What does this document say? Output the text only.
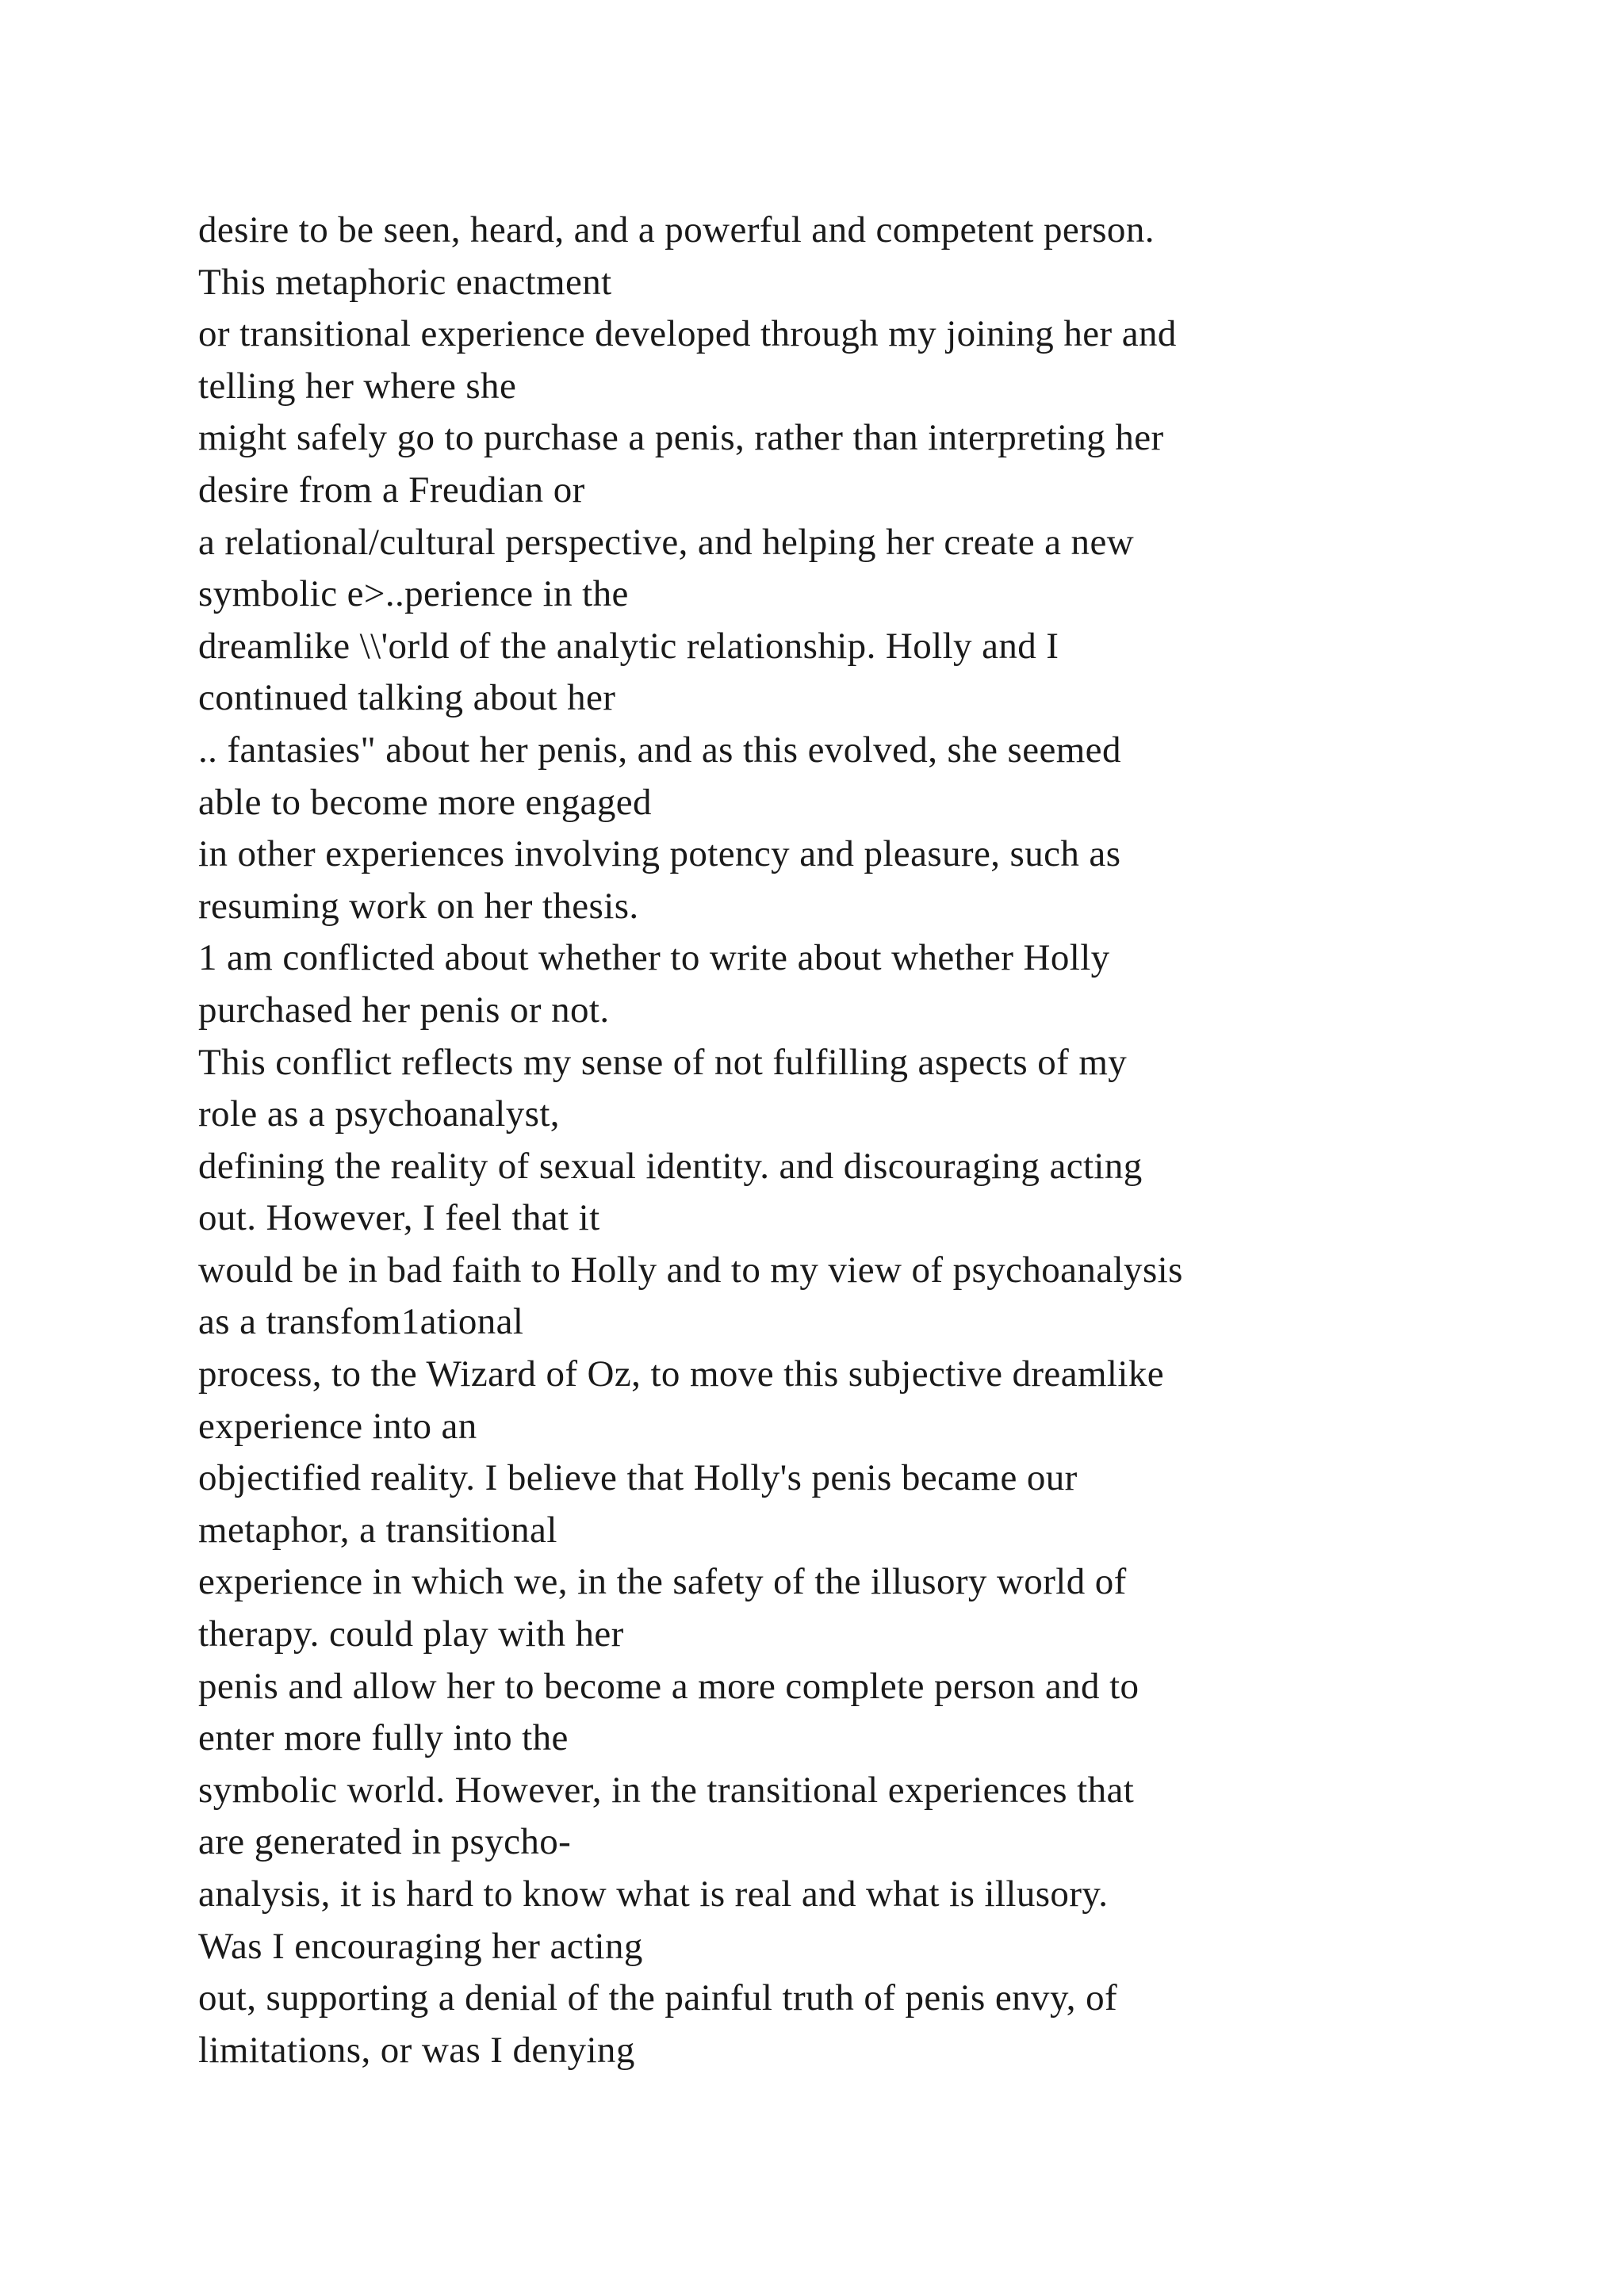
desire to be seen, heard, and a powerful and competent person.
This metaphoric enactment
or transitional experience developed through my joining her and
telling her where she
might safely go to purchase a penis, rather than interpreting her
desire from a Freudian or
a relational/cultural perspective, and helping her create a new
symbolic e>..perience in the
dreamlike \\'orld of the analytic relationship. Holly and I
continued talking about her
.. fantasies" about her penis, and as this evolved, she seemed
able to become more engaged
in other experiences involving potency and pleasure, such as
resuming work on her thesis.
1 am conflicted about whether to write about whether Holly
purchased her penis or not.
This conflict reflects my sense of not fulfilling aspects of my
role as a psychoanalyst,
defining the reality of sexual identity. and discouraging acting
out. However, I feel that it
would be in bad faith to Holly and to my view of psychoanalysis
as a transfom1ational
process, to the Wizard of Oz, to move this subjective dreamlike
experience into an
objectified reality. I believe that Holly's penis became our
metaphor, a transitional
experience in which we, in the safety of the illusory world of
therapy. could play with her
penis and allow her to become a more complete person and to
enter more fully into the
symbolic world. However, in the transitional experiences that
are generated in psycho-
analysis, it is hard to know what is real and what is illusory.
Was I encouraging her acting
out, supporting a denial of the painful truth of penis envy, of
limitations, or was I denying
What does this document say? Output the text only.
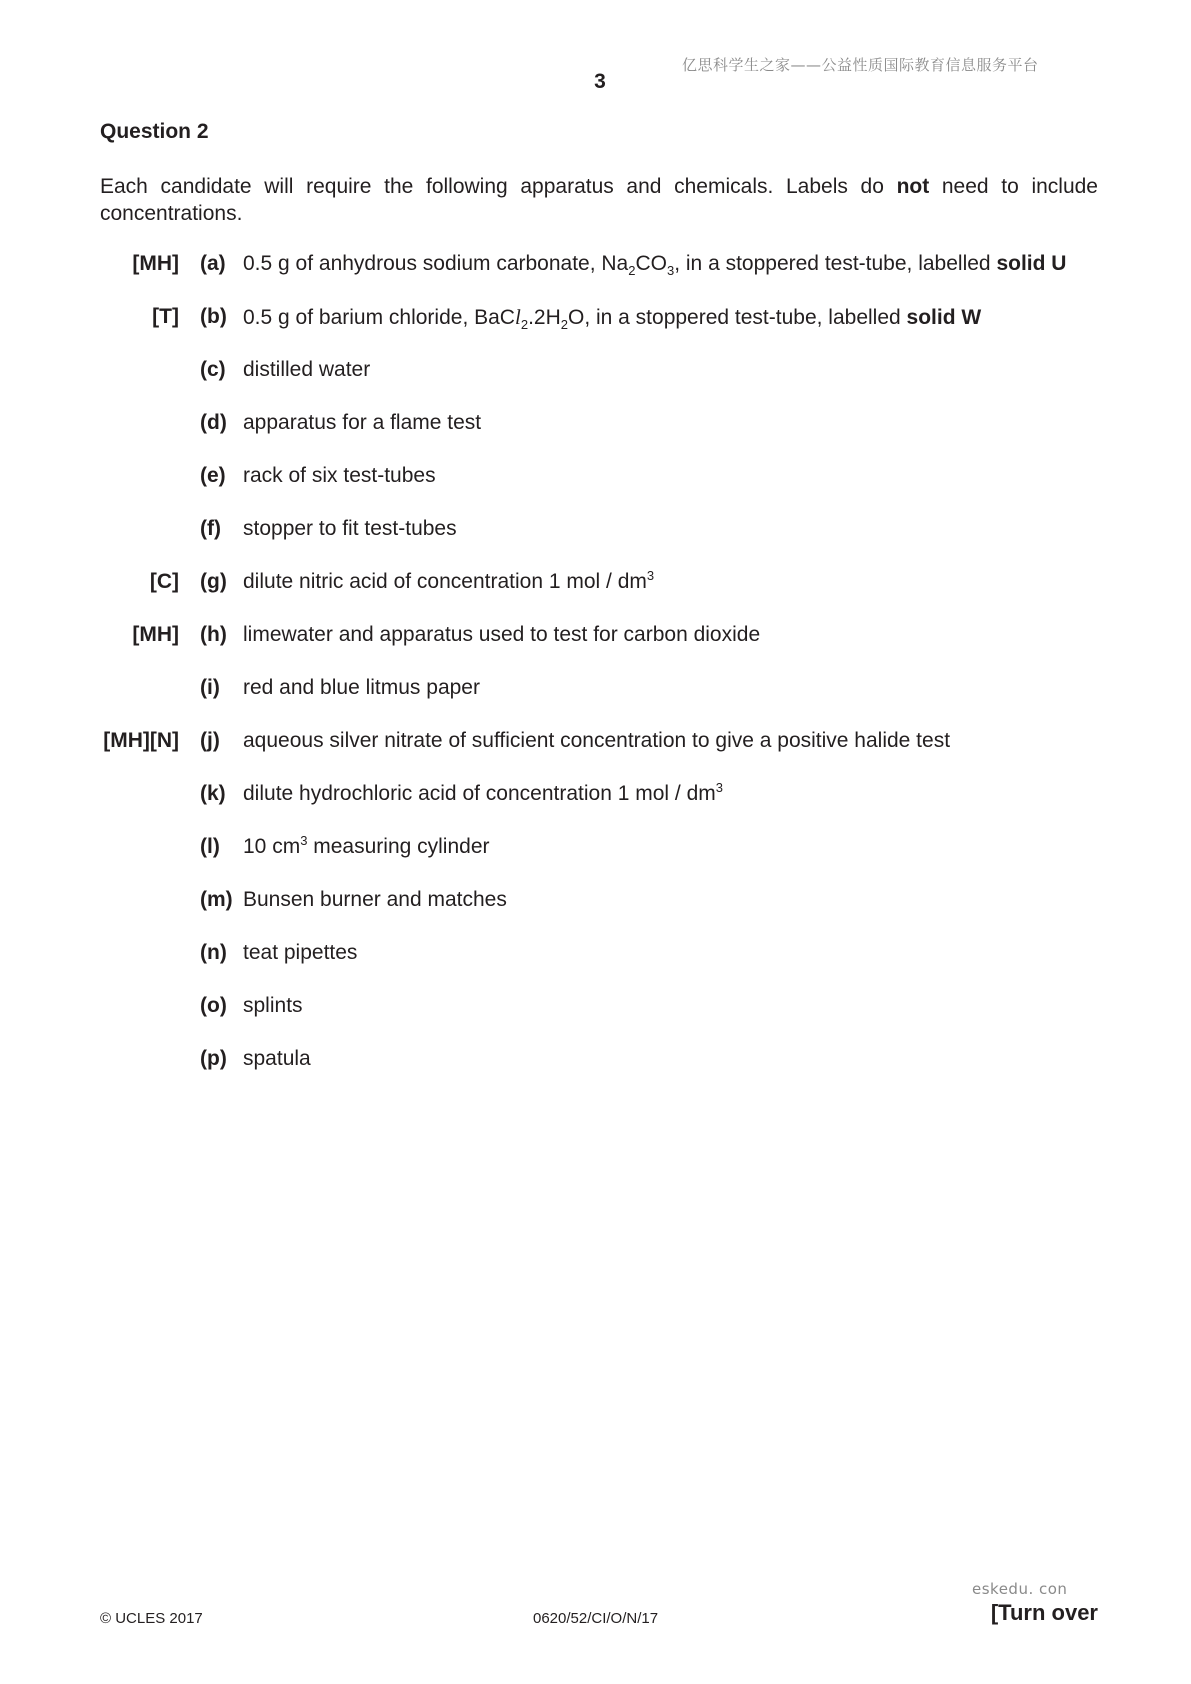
亿思科学生之家——公益性质国际教育信息服务平台
3
Question 2
Each candidate will require the following apparatus and chemicals. Labels do not need to include concentrations.
[MH] (a) 0.5 g of anhydrous sodium carbonate, $Na_2CO_3$, in a stoppered test-tube, labelled solid U
[T] (b) 0.5 g of barium chloride, $BaCl_2.2H_2O$, in a stoppered test-tube, labelled solid W
(c) distilled water
(d) apparatus for a flame test
(e) rack of six test-tubes
(f) stopper to fit test-tubes
[C] (g) dilute nitric acid of concentration 1 mol / $dm^3$
[MH] (h) limewater and apparatus used to test for carbon dioxide
(i) red and blue litmus paper
[MH][N] (j) aqueous silver nitrate of sufficient concentration to give a positive halide test
(k) dilute hydrochloric acid of concentration 1 mol / $dm^3$
(l) 10 $cm^3$ measuring cylinder
(m) Bunsen burner and matches
(n) teat pipettes
(o) splints
(p) spatula
eskedu. con
© UCLES 2017	0620/52/CI/O/N/17	[Turn over
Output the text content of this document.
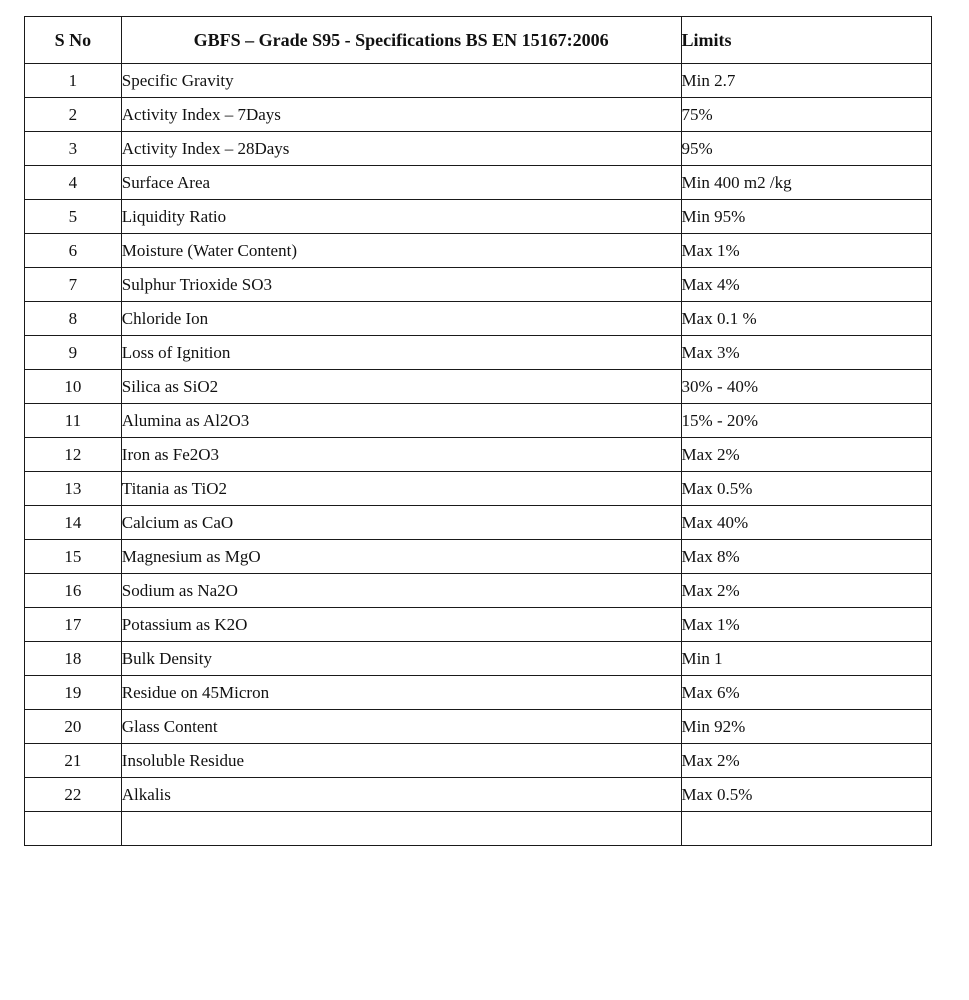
S No	GBFS – Grade S95 - Specifications BS EN 15167:2006	Limits
1	Specific Gravity	Min 2.7
2	Activity Index – 7Days	75%
3	Activity Index – 28Days	95%
4	Surface Area	Min 400 m2 /kg
5	Liquidity Ratio	Min 95%
6	Moisture (Water Content)	Max 1%
7	Sulphur Trioxide SO3	Max 4%
8	Chloride Ion	Max 0.1 %
9	Loss of Ignition	Max 3%
10	Silica as SiO2	30% - 40%
11	Alumina as Al2O3	15% - 20%
12	Iron as Fe2O3	Max 2%
13	Titania as TiO2	Max 0.5%
14	Calcium as CaO	Max 40%
15	Magnesium as MgO	Max 8%
16	Sodium as Na2O	Max 2%
17	Potassium as K2O	Max 1%
18	Bulk Density	Min 1
19	Residue on 45Micron	Max 6%
20	Glass Content	Min 92%
21	Insoluble Residue	Max 2%
22	Alkalis	Max 0.5%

* * *

Identify each line containing the string "acid" and copy it out.

[C] (g) dilute nitric acid of concentration 1 mol / $dm^3$
(k) dilute hydrochloric acid of concentration 1 mol / $dm^3$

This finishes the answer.